• **YOUR GOAL**: Copy out the data below verbatim.

(Chart and figure data)
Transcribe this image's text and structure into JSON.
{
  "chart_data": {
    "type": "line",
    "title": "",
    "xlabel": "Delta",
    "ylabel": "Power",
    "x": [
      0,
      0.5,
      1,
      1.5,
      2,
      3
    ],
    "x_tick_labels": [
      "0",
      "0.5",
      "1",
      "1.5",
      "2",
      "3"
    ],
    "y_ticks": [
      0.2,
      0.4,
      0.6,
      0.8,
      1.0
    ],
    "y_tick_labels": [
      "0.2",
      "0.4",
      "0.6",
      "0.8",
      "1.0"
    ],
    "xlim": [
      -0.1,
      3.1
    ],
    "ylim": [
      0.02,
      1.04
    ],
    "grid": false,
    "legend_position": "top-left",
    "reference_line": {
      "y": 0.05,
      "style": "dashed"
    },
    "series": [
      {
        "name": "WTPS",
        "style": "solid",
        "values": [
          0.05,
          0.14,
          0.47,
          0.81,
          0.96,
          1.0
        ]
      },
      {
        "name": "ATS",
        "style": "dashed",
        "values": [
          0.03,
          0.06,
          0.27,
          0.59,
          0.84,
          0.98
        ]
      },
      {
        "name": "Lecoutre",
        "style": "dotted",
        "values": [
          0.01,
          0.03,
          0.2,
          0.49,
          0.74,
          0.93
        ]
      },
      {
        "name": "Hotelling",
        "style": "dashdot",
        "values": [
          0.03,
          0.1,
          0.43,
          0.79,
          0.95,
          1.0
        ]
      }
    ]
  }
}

• **THE COMPLETED TASK**:
Transcribe this image's text and structure into JSON.
{
  "chart_data": {
    "type": "line",
    "title": "",
    "xlabel": "Delta",
    "ylabel": "Power",
    "x": [
      0,
      0.5,
      1,
      1.5,
      2,
      3
    ],
    "x_tick_labels": [
      "0",
      "0.5",
      "1",
      "1.5",
      "2",
      "3"
    ],
    "y_ticks": [
      0.2,
      0.4,
      0.6,
      0.8,
      1.0
    ],
    "y_tick_labels": [
      "0.2",
      "0.4",
      "0.6",
      "0.8",
      "1.0"
    ],
    "xlim": [
      -0.1,
      3.1
    ],
    "ylim": [
      0.02,
      1.04
    ],
    "grid": false,
    "legend_position": "top-left",
    "reference_line": {
      "y": 0.05,
      "style": "dashed"
    },
    "series": [
      {
        "name": "WTPS",
        "style": "solid",
        "values": [
          0.05,
          0.14,
          0.47,
          0.81,
          0.96,
          1.0
        ]
      },
      {
        "name": "ATS",
        "style": "dashed",
        "values": [
          0.03,
          0.06,
          0.27,
          0.59,
          0.84,
          0.98
        ]
      },
      {
        "name": "Lecoutre",
        "style": "dotted",
        "values": [
          0.01,
          0.03,
          0.2,
          0.49,
          0.74,
          0.93
        ]
      },
      {
        "name": "Hotelling",
        "style": "dashdot",
        "values": [
          0.03,
          0.1,
          0.43,
          0.79,
          0.95,
          1.0
        ]
      }
    ]
  }
}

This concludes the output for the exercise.